Task details: Write out, as a numbered list, the lines of the material below from the one containing "- go-board[interactable]: 42153: [0, 0, 171, 171]" through the one containing "- move-number: 3: [23, 155, 31, 167]". Include both of those lines and omit any blank lines.
start
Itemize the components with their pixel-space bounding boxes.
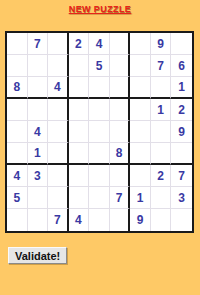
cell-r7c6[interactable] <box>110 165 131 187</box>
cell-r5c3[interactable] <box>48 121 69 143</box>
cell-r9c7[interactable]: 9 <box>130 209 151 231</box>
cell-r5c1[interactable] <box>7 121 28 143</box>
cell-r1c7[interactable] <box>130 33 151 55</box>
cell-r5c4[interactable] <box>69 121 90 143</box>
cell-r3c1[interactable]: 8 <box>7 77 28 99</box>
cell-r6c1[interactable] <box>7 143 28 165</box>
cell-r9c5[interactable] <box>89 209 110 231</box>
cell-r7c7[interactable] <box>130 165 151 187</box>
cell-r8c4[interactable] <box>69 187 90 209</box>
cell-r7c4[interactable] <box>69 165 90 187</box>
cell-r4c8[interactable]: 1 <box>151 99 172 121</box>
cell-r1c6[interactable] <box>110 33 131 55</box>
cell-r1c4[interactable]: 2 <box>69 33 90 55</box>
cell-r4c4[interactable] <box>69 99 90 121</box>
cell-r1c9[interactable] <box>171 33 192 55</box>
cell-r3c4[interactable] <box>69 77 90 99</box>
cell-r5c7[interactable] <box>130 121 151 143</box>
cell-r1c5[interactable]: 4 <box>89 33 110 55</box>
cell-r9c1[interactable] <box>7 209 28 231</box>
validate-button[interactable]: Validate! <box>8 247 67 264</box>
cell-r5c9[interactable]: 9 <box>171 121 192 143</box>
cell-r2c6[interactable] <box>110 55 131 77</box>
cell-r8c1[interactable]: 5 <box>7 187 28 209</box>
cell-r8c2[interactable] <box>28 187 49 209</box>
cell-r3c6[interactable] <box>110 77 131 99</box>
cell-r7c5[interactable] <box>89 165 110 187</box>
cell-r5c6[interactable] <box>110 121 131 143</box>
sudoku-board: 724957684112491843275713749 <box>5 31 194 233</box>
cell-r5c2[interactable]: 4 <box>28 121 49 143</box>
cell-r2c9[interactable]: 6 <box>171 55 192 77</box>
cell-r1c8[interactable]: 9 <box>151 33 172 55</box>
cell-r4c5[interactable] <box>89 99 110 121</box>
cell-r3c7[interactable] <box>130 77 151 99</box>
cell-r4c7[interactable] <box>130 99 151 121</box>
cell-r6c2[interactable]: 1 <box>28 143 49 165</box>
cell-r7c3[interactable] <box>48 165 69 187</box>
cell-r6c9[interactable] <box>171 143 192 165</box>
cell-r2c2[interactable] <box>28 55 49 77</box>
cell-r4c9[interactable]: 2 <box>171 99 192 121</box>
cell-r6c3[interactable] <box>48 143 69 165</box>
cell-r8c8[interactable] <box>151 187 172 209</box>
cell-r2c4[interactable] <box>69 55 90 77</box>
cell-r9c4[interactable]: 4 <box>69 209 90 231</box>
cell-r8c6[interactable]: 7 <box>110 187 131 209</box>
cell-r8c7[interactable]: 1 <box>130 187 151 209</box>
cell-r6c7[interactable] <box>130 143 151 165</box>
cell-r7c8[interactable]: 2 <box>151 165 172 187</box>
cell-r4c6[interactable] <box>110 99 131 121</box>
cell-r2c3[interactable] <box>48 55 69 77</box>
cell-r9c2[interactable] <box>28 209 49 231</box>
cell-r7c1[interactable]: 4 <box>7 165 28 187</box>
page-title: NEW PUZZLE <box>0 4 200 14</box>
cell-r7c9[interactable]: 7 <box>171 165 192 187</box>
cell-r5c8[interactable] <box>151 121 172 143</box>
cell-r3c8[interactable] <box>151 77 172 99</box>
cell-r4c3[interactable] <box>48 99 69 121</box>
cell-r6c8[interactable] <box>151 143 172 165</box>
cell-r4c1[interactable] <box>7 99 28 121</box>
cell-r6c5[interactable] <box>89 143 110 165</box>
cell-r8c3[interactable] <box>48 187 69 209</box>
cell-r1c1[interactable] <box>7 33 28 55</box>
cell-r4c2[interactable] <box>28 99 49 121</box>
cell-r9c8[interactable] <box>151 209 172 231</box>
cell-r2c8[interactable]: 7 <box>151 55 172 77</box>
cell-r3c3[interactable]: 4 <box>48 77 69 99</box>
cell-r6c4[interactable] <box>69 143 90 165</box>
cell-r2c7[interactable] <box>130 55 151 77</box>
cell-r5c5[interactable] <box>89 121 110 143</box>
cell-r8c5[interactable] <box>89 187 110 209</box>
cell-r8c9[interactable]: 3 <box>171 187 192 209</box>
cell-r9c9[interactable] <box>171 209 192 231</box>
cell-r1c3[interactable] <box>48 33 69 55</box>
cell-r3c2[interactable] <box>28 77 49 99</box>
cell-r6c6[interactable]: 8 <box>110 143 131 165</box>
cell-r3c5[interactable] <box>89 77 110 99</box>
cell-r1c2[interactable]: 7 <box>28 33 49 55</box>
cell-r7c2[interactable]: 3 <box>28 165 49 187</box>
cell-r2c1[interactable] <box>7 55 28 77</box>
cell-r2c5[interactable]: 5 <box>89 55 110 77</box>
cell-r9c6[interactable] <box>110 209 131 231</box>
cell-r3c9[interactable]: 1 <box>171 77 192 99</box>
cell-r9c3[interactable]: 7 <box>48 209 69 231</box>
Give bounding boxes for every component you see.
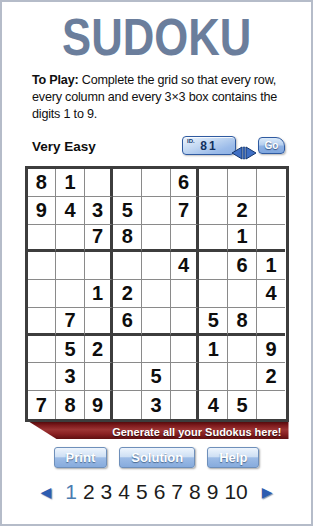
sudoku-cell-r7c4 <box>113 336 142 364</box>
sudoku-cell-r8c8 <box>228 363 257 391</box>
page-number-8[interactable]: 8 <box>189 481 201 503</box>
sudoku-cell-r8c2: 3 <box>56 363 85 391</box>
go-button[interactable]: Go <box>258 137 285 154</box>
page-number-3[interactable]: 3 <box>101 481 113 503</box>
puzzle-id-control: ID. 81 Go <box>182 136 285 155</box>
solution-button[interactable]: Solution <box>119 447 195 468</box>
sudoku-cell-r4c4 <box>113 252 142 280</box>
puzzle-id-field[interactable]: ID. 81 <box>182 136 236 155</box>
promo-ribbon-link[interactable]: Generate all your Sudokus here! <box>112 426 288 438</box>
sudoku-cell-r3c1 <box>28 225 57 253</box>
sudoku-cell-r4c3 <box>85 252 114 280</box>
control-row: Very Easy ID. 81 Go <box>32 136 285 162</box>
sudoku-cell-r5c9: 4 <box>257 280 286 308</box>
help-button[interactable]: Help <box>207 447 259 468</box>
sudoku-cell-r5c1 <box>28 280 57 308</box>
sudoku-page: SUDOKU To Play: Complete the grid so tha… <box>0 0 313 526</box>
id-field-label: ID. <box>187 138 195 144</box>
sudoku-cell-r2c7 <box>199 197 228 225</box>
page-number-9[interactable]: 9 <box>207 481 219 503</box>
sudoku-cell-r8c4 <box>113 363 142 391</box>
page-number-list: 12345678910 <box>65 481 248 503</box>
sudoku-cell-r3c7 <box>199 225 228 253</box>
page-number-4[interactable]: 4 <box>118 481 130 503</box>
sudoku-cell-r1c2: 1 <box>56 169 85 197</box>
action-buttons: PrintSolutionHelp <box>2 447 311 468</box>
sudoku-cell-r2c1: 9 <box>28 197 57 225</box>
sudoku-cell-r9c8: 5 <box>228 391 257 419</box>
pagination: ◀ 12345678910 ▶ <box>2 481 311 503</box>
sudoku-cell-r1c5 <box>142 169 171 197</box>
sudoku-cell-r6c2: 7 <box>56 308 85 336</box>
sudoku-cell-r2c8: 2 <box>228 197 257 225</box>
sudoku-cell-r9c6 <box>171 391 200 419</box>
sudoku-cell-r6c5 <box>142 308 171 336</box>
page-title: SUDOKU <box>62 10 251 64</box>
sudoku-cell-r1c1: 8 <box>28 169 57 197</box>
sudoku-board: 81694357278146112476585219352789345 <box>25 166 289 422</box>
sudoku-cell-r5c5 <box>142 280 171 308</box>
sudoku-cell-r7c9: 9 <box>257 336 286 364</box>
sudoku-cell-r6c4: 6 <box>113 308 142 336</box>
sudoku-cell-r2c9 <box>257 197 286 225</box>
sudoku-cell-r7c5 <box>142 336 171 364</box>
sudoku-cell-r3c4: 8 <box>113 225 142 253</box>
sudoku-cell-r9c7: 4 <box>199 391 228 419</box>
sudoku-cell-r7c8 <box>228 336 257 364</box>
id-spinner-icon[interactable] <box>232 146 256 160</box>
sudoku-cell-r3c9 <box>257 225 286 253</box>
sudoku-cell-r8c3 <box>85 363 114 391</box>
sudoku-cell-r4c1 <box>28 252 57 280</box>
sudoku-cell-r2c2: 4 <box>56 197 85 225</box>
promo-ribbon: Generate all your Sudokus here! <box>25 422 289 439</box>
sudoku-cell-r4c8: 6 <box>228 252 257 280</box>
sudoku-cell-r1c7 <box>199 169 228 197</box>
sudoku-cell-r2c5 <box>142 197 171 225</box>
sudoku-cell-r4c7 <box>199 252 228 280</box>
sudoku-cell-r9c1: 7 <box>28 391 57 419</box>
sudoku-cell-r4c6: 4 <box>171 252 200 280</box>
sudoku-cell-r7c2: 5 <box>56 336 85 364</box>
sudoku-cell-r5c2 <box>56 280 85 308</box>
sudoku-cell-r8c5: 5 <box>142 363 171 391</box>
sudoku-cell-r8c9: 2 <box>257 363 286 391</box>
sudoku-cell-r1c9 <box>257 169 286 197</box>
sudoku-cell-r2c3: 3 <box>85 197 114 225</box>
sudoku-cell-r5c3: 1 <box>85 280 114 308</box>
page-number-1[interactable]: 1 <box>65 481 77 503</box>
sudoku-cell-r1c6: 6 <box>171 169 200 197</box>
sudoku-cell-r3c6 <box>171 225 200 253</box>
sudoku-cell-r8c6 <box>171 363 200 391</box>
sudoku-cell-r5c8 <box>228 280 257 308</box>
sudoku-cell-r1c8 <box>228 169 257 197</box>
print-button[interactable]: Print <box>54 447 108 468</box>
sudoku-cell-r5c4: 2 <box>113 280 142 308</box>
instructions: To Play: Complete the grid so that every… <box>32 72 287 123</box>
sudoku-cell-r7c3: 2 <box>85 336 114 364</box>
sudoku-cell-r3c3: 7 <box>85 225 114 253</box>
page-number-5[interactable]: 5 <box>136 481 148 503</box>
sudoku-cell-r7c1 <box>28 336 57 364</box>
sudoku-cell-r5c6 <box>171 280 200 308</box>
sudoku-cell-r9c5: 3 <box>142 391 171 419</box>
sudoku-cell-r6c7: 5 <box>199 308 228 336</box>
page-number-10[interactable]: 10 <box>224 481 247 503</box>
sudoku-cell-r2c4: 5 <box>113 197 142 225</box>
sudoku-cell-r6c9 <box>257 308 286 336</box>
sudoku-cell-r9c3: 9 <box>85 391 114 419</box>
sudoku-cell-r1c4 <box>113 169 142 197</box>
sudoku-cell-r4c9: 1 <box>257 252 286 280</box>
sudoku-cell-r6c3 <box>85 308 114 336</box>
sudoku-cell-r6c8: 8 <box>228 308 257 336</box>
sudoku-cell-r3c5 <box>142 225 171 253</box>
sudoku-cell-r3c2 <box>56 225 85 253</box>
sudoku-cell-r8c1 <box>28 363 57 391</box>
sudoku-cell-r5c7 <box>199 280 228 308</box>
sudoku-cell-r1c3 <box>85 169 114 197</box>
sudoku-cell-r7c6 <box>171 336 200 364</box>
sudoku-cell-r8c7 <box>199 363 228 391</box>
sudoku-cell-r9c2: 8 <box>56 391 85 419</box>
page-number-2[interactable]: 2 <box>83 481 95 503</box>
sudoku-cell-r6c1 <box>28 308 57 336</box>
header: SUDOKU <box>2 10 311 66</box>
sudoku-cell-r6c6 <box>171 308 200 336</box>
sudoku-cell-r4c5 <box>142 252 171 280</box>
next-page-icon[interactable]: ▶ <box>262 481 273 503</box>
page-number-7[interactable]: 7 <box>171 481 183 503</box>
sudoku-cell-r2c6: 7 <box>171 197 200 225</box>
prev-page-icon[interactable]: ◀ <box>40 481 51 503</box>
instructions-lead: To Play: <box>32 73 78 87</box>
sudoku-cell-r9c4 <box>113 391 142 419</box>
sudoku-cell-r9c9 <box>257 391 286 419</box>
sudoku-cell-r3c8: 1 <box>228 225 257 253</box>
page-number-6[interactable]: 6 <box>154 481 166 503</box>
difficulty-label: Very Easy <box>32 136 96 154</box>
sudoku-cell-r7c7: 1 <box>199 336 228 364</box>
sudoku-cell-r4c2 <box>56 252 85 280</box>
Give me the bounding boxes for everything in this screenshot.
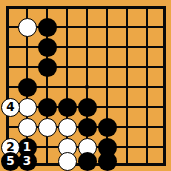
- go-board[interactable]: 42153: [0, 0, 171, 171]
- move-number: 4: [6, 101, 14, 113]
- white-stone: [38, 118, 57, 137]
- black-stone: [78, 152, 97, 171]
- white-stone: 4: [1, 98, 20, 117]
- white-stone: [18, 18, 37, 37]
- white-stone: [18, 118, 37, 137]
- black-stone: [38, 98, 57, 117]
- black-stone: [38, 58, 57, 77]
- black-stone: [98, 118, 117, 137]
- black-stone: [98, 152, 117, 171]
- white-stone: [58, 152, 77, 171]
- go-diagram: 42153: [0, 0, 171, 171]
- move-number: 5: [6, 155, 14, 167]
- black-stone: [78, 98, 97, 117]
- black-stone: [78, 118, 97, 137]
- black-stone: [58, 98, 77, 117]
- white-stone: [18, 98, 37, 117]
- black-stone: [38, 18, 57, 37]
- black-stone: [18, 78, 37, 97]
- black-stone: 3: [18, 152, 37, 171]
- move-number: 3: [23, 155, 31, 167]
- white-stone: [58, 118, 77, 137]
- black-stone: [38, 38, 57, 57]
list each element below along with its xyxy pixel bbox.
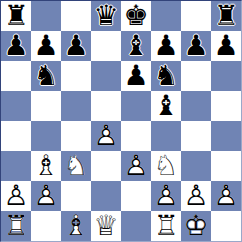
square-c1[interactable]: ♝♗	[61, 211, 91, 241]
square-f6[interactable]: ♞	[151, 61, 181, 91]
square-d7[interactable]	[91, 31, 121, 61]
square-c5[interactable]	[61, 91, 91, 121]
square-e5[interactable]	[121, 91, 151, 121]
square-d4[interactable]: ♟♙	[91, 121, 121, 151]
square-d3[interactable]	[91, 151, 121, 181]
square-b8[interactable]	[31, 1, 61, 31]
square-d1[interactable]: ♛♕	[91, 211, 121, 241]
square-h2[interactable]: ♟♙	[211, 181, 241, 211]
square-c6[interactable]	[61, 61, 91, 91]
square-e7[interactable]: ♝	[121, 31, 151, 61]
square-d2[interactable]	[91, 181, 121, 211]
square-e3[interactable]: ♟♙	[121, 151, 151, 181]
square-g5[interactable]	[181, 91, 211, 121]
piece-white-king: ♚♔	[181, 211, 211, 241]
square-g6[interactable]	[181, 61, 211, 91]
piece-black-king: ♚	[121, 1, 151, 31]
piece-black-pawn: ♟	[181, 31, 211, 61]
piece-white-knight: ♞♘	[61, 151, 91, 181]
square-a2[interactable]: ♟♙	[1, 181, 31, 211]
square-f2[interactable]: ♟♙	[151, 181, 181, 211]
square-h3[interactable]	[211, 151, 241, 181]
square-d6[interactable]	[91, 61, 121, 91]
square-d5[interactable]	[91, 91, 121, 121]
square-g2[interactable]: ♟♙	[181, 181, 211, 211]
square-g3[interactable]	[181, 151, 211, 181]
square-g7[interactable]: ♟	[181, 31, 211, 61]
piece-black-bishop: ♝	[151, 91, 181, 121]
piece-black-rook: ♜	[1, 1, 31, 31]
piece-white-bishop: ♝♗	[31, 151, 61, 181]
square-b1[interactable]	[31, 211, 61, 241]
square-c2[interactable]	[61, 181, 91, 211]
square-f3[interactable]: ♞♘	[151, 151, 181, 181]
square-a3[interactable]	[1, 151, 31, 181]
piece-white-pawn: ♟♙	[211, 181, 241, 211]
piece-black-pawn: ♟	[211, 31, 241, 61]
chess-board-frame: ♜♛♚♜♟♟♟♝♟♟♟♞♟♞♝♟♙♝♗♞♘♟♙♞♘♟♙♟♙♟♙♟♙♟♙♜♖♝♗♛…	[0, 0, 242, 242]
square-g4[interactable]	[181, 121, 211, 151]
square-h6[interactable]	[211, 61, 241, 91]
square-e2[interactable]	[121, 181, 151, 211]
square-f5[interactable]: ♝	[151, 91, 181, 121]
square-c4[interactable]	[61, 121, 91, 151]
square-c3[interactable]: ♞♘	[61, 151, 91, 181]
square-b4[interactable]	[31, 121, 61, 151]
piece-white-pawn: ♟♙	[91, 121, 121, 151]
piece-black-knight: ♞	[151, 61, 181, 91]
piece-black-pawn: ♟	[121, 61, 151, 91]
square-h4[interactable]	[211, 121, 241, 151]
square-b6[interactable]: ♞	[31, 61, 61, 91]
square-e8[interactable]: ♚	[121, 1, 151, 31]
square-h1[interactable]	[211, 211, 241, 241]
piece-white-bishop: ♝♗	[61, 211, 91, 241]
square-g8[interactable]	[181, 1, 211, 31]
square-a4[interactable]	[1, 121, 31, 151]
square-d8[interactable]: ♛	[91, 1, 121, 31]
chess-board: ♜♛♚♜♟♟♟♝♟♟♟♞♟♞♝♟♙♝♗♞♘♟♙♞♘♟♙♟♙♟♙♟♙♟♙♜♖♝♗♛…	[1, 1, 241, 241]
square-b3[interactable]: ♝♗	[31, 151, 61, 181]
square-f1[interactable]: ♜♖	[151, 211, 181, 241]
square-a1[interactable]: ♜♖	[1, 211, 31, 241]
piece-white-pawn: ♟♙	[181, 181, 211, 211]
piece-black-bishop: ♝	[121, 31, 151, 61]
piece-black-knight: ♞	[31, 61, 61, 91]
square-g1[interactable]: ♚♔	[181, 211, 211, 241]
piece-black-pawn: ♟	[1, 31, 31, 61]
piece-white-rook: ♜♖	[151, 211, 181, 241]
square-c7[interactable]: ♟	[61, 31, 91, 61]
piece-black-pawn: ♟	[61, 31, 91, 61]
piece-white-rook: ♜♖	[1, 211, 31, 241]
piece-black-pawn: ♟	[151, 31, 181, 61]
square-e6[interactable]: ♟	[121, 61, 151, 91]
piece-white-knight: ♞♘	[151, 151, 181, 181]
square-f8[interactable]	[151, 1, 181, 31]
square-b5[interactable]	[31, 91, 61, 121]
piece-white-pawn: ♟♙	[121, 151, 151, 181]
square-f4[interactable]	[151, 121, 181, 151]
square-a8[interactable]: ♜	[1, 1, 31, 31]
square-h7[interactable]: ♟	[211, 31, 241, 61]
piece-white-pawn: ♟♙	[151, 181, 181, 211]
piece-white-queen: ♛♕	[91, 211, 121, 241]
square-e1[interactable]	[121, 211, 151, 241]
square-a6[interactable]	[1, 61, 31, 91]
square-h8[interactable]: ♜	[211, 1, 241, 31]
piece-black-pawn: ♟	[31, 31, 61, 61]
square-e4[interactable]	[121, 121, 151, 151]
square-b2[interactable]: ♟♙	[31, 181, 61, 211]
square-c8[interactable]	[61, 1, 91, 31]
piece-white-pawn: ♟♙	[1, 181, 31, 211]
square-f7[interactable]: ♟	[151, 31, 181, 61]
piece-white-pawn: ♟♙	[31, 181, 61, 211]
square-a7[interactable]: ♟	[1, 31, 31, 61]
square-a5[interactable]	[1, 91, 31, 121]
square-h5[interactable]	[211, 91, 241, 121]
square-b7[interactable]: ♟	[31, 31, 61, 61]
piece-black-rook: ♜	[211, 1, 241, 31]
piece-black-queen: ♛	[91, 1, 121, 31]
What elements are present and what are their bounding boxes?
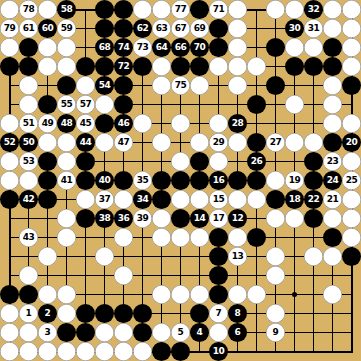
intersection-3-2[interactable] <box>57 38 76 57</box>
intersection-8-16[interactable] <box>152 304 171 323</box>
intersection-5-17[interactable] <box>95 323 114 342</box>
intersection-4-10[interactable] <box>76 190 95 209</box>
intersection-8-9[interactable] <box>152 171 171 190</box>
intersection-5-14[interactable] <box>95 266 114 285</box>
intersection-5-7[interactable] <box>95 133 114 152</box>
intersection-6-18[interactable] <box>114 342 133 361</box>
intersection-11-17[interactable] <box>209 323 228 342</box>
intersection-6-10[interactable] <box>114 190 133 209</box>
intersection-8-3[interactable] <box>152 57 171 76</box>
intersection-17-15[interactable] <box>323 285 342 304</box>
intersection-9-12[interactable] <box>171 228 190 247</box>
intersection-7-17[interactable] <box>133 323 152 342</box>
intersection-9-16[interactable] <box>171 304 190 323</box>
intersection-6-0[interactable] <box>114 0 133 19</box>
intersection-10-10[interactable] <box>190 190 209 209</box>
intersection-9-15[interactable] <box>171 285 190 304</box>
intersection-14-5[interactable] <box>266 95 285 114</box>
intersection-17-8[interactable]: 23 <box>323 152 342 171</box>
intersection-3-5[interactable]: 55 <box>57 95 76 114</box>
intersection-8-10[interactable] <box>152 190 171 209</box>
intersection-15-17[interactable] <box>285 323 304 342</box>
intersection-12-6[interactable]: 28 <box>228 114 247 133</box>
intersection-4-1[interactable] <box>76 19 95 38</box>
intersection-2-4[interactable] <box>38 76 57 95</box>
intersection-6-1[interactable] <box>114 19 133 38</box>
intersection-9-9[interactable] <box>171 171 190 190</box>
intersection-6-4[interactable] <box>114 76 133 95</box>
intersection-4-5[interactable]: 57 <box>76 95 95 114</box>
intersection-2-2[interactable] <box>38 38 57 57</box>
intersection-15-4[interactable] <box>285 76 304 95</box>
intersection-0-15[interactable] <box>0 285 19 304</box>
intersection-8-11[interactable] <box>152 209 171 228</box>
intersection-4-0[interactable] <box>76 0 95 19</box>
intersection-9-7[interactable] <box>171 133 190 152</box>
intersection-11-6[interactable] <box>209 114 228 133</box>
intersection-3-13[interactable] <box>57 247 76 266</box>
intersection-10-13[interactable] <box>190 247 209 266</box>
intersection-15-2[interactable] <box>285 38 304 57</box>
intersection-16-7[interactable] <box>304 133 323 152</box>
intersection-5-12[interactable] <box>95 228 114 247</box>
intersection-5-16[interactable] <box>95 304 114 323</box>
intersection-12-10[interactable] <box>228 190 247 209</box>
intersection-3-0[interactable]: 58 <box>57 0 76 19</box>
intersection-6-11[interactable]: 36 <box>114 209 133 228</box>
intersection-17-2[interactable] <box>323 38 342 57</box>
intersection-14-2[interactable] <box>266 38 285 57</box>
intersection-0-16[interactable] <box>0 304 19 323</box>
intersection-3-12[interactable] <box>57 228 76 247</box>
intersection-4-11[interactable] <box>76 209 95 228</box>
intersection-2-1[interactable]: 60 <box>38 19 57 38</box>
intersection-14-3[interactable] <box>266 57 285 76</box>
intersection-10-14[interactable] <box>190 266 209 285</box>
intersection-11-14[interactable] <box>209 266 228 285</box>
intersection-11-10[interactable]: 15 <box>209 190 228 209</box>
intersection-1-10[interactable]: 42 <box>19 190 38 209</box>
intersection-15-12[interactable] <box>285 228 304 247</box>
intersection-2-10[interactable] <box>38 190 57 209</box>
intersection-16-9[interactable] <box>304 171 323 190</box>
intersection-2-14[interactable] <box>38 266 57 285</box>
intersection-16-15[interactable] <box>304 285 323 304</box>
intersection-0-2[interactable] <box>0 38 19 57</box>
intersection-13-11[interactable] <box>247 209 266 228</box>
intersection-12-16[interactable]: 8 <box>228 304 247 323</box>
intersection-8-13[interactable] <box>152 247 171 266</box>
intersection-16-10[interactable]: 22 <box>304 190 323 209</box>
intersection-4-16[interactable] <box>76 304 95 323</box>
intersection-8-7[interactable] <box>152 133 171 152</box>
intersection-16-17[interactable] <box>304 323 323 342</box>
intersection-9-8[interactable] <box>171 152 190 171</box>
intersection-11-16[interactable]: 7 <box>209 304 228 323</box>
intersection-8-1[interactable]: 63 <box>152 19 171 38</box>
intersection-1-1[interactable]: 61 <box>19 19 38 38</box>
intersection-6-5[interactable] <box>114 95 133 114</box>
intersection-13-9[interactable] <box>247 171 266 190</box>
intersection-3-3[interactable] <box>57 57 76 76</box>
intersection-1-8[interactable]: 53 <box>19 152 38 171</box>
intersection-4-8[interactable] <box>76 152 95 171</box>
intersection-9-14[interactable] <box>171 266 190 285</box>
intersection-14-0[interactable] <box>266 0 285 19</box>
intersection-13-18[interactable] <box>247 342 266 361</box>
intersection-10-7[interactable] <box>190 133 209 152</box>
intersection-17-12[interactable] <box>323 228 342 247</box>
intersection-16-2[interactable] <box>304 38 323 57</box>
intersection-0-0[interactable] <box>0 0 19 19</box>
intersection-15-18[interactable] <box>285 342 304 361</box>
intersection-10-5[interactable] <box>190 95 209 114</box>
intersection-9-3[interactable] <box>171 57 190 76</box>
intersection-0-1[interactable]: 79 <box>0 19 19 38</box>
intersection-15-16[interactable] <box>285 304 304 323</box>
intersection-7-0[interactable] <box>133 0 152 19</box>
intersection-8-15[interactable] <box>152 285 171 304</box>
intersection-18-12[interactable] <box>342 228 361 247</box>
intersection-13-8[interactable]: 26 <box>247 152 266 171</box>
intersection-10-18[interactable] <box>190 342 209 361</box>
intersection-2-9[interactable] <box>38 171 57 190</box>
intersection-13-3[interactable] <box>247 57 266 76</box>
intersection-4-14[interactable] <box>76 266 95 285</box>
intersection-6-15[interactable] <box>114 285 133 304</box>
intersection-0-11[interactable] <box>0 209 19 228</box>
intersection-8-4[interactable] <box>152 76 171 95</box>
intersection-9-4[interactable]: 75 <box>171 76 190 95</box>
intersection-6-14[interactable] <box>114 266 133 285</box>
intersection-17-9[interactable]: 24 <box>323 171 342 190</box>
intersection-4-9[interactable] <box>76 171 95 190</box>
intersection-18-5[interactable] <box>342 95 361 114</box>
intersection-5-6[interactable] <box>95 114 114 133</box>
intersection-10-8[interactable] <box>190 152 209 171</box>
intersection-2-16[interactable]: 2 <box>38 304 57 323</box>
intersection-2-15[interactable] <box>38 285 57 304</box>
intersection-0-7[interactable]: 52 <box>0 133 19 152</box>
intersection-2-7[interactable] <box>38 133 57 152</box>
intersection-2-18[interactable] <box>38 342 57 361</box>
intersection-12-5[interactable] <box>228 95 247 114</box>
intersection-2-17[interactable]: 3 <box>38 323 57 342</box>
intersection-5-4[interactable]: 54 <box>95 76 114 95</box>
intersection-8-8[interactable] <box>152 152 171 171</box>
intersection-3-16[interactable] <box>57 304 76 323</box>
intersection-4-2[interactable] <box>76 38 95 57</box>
end
Exercise result:
1. - go-board[interactable]: 42153: [0, 0, 171, 171]
2. - move-number: 4: [6, 101, 14, 113]
3. - white-stone: [38, 118, 57, 137]
4. - black-stone: [78, 152, 97, 171]
5. - white-stone: 4: [1, 98, 20, 117]
6. - white-stone: [18, 18, 37, 37]
7. - white-stone: [18, 118, 37, 137]
8. - black-stone: [38, 98, 57, 117]
9. - black-stone: [38, 58, 57, 77]
10. - black-stone: [98, 118, 117, 137]
11. - black-stone: [98, 152, 117, 171]
12. - white-stone: [58, 152, 77, 171]
13. - go-diagram: 42153: [0, 0, 171, 171]
14. - move-number: 5: [6, 155, 14, 167]
15. - black-stone: [78, 98, 97, 117]
16. - black-stone: [78, 118, 97, 137]
17. - black-stone: [58, 98, 77, 117]
18. - white-stone: [18, 98, 37, 117]
19. - black-stone: [38, 18, 57, 37]
20. - black-stone: [18, 78, 37, 97]
21. - black-stone: 3: [18, 152, 37, 171]
22. - move-number: 3: [23, 155, 31, 167]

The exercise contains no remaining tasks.